"""

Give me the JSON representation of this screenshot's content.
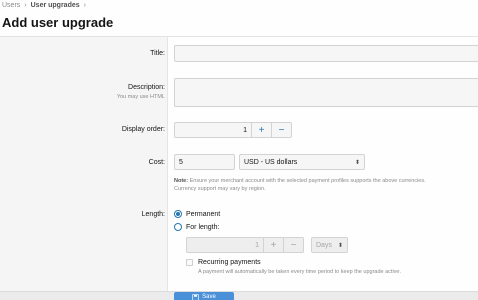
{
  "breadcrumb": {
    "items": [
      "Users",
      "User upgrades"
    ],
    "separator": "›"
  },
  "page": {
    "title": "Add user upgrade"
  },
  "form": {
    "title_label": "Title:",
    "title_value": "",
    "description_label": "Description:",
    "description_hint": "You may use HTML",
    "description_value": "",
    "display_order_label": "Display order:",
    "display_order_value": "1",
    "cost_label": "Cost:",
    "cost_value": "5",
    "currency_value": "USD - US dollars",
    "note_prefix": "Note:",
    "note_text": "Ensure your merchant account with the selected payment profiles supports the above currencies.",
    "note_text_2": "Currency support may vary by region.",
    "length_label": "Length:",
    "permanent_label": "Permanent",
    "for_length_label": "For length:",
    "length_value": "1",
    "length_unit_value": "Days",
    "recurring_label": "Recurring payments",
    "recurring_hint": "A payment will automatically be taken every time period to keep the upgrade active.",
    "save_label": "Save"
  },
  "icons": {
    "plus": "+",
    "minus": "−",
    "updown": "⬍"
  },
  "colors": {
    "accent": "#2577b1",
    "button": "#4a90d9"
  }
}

"""
"""

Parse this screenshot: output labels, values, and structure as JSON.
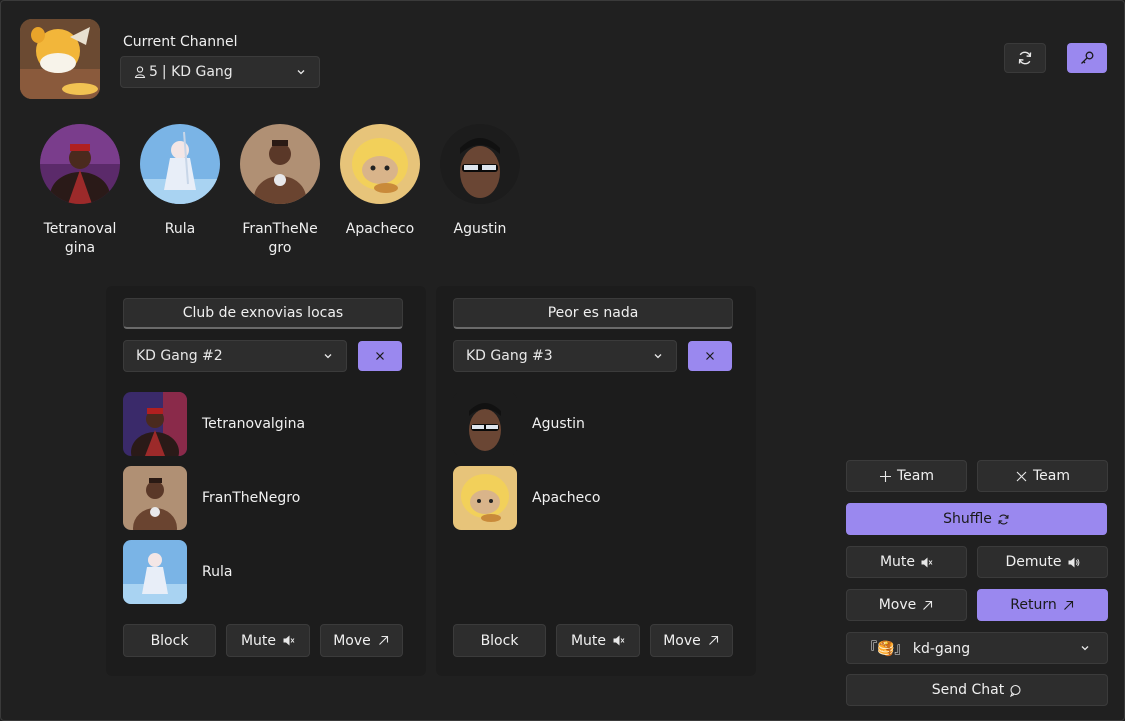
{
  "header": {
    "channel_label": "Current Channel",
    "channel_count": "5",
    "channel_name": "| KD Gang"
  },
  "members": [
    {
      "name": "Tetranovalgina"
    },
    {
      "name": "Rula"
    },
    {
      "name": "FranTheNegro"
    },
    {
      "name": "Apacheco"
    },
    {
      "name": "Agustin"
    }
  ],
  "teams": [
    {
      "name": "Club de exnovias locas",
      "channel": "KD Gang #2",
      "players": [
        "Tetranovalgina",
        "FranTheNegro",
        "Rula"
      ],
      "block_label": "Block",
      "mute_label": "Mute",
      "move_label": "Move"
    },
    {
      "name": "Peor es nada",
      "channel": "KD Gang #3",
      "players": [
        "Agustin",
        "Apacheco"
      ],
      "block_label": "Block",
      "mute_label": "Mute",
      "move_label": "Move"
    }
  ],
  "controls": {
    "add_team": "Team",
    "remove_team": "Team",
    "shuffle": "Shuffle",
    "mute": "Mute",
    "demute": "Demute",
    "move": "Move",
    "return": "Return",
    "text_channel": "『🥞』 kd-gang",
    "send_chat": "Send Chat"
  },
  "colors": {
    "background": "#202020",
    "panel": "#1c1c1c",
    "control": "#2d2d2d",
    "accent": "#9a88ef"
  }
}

"""

◆ Written instruction ◆
Copy out each line in the listing that has the word "screenshot".

◆ Task output ◆
Give me the JSON representation of this screenshot's content.
Parse this screenshot: output labels, values, and structure as JSON.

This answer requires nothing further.